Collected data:

================

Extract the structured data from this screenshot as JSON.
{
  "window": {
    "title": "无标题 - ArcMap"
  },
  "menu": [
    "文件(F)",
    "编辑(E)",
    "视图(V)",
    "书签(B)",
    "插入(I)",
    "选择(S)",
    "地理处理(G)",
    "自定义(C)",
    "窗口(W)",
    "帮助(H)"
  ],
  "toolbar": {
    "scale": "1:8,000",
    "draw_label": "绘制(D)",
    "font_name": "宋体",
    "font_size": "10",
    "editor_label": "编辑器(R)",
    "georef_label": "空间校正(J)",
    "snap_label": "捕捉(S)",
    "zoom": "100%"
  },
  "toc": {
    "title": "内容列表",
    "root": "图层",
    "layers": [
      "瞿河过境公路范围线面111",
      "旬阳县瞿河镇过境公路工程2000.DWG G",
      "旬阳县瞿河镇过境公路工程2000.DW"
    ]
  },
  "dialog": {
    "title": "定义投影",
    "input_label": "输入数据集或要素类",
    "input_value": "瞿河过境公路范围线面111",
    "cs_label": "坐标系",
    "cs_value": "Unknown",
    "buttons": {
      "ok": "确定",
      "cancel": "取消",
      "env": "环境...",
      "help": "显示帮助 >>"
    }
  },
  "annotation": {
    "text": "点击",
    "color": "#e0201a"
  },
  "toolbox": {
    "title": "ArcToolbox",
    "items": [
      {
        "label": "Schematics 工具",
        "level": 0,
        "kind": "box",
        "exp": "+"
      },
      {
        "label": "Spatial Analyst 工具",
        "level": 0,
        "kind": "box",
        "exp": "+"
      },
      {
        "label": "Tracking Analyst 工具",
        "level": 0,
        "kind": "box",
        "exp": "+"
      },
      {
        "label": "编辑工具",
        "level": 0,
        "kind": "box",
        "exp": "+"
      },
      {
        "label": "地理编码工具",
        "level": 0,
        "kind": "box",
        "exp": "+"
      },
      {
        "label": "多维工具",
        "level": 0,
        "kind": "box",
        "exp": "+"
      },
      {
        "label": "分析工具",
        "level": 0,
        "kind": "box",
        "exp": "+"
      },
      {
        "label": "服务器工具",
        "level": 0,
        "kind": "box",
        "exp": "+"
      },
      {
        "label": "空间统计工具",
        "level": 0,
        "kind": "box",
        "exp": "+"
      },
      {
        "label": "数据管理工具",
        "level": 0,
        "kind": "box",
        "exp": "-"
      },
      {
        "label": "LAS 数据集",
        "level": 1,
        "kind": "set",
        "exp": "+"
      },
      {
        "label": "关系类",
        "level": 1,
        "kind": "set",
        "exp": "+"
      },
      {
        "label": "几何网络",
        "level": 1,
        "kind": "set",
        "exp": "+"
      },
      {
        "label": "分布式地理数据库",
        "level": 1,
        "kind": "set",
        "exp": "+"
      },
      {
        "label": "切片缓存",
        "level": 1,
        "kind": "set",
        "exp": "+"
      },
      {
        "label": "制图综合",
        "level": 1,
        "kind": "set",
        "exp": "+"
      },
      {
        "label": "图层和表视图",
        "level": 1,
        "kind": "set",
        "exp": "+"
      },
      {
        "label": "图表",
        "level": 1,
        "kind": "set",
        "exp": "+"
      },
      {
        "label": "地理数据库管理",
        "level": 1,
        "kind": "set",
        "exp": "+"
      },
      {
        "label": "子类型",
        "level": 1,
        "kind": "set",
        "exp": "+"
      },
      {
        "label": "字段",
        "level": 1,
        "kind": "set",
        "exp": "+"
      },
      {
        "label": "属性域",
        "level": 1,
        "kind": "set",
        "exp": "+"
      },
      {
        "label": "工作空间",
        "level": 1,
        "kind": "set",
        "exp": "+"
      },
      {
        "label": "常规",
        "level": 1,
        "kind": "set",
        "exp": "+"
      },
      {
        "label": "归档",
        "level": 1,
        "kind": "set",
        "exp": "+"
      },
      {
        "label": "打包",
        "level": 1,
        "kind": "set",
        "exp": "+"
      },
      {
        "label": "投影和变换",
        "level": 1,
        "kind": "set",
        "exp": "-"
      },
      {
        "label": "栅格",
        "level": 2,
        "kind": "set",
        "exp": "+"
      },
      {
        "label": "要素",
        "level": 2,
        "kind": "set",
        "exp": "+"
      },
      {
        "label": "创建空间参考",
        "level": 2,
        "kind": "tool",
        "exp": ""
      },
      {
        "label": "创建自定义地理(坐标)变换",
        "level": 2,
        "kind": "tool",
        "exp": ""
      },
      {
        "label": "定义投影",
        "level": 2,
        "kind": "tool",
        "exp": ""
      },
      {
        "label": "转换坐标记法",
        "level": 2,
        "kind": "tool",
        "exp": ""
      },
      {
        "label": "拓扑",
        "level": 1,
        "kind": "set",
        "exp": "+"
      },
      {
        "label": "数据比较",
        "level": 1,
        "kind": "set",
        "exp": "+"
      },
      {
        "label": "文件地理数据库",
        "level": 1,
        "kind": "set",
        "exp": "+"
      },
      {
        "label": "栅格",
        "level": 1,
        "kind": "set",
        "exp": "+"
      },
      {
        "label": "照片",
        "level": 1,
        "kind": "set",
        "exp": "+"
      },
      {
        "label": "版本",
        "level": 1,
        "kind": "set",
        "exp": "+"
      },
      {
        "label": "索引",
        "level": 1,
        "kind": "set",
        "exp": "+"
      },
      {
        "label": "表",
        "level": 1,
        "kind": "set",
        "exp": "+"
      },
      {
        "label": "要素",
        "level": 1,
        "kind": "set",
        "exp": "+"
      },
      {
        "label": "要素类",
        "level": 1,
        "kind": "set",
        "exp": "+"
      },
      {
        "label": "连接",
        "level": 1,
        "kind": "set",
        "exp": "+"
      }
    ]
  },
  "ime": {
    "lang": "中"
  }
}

================

(Do this) Above are some records. Print them all exactly.

(Final answer)
Extract the structured data from this screenshot as JSON.
{
  "window": {
    "title": "无标题 - ArcMap"
  },
  "menu": [
    "文件(F)",
    "编辑(E)",
    "视图(V)",
    "书签(B)",
    "插入(I)",
    "选择(S)",
    "地理处理(G)",
    "自定义(C)",
    "窗口(W)",
    "帮助(H)"
  ],
  "toolbar": {
    "scale": "1:8,000",
    "draw_label": "绘制(D)",
    "font_name": "宋体",
    "font_size": "10",
    "editor_label": "编辑器(R)",
    "georef_label": "空间校正(J)",
    "snap_label": "捕捉(S)",
    "zoom": "100%"
  },
  "toc": {
    "title": "内容列表",
    "root": "图层",
    "layers": [
      "瞿河过境公路范围线面111",
      "旬阳县瞿河镇过境公路工程2000.DWG G",
      "旬阳县瞿河镇过境公路工程2000.DW"
    ]
  },
  "dialog": {
    "title": "定义投影",
    "input_label": "输入数据集或要素类",
    "input_value": "瞿河过境公路范围线面111",
    "cs_label": "坐标系",
    "cs_value": "Unknown",
    "buttons": {
      "ok": "确定",
      "cancel": "取消",
      "env": "环境...",
      "help": "显示帮助 >>"
    }
  },
  "annotation": {
    "text": "点击",
    "color": "#e0201a"
  },
  "toolbox": {
    "title": "ArcToolbox",
    "items": [
      {
        "label": "Schematics 工具",
        "level": 0,
        "kind": "box",
        "exp": "+"
      },
      {
        "label": "Spatial Analyst 工具",
        "level": 0,
        "kind": "box",
        "exp": "+"
      },
      {
        "label": "Tracking Analyst 工具",
        "level": 0,
        "kind": "box",
        "exp": "+"
      },
      {
        "label": "编辑工具",
        "level": 0,
        "kind": "box",
        "exp": "+"
      },
      {
        "label": "地理编码工具",
        "level": 0,
        "kind": "box",
        "exp": "+"
      },
      {
        "label": "多维工具",
        "level": 0,
        "kind": "box",
        "exp": "+"
      },
      {
        "label": "分析工具",
        "level": 0,
        "kind": "box",
        "exp": "+"
      },
      {
        "label": "服务器工具",
        "level": 0,
        "kind": "box",
        "exp": "+"
      },
      {
        "label": "空间统计工具",
        "level": 0,
        "kind": "box",
        "exp": "+"
      },
      {
        "label": "数据管理工具",
        "level": 0,
        "kind": "box",
        "exp": "-"
      },
      {
        "label": "LAS 数据集",
        "level": 1,
        "kind": "set",
        "exp": "+"
      },
      {
        "label": "关系类",
        "level": 1,
        "kind": "set",
        "exp": "+"
      },
      {
        "label": "几何网络",
        "level": 1,
        "kind": "set",
        "exp": "+"
      },
      {
        "label": "分布式地理数据库",
        "level": 1,
        "kind": "set",
        "exp": "+"
      },
      {
        "label": "切片缓存",
        "level": 1,
        "kind": "set",
        "exp": "+"
      },
      {
        "label": "制图综合",
        "level": 1,
        "kind": "set",
        "exp": "+"
      },
      {
        "label": "图层和表视图",
        "level": 1,
        "kind": "set",
        "exp": "+"
      },
      {
        "label": "图表",
        "level": 1,
        "kind": "set",
        "exp": "+"
      },
      {
        "label": "地理数据库管理",
        "level": 1,
        "kind": "set",
        "exp": "+"
      },
      {
        "label": "子类型",
        "level": 1,
        "kind": "set",
        "exp": "+"
      },
      {
        "label": "字段",
        "level": 1,
        "kind": "set",
        "exp": "+"
      },
      {
        "label": "属性域",
        "level": 1,
        "kind": "set",
        "exp": "+"
      },
      {
        "label": "工作空间",
        "level": 1,
        "kind": "set",
        "exp": "+"
      },
      {
        "label": "常规",
        "level": 1,
        "kind": "set",
        "exp": "+"
      },
      {
        "label": "归档",
        "level": 1,
        "kind": "set",
        "exp": "+"
      },
      {
        "label": "打包",
        "level": 1,
        "kind": "set",
        "exp": "+"
      },
      {
        "label": "投影和变换",
        "level": 1,
        "kind": "set",
        "exp": "-"
      },
      {
        "label": "栅格",
        "level": 2,
        "kind": "set",
        "exp": "+"
      },
      {
        "label": "要素",
        "level": 2,
        "kind": "set",
        "exp": "+"
      },
      {
        "label": "创建空间参考",
        "level": 2,
        "kind": "tool",
        "exp": ""
      },
      {
        "label": "创建自定义地理(坐标)变换",
        "level": 2,
        "kind": "tool",
        "exp": ""
      },
      {
        "label": "定义投影",
        "level": 2,
        "kind": "tool",
        "exp": ""
      },
      {
        "label": "转换坐标记法",
        "level": 2,
        "kind": "tool",
        "exp": ""
      },
      {
        "label": "拓扑",
        "level": 1,
        "kind": "set",
        "exp": "+"
      },
      {
        "label": "数据比较",
        "level": 1,
        "kind": "set",
        "exp": "+"
      },
      {
        "label": "文件地理数据库",
        "level": 1,
        "kind": "set",
        "exp": "+"
      },
      {
        "label": "栅格",
        "level": 1,
        "kind": "set",
        "exp": "+"
      },
      {
        "label": "照片",
        "level": 1,
        "kind": "set",
        "exp": "+"
      },
      {
        "label": "版本",
        "level": 1,
        "kind": "set",
        "exp": "+"
      },
      {
        "label": "索引",
        "level": 1,
        "kind": "set",
        "exp": "+"
      },
      {
        "label": "表",
        "level": 1,
        "kind": "set",
        "exp": "+"
      },
      {
        "label": "要素",
        "level": 1,
        "kind": "set",
        "exp": "+"
      },
      {
        "label": "要素类",
        "level": 1,
        "kind": "set",
        "exp": "+"
      },
      {
        "label": "连接",
        "level": 1,
        "kind": "set",
        "exp": "+"
      }
    ]
  },
  "ime": {
    "lang": "中"
  }
}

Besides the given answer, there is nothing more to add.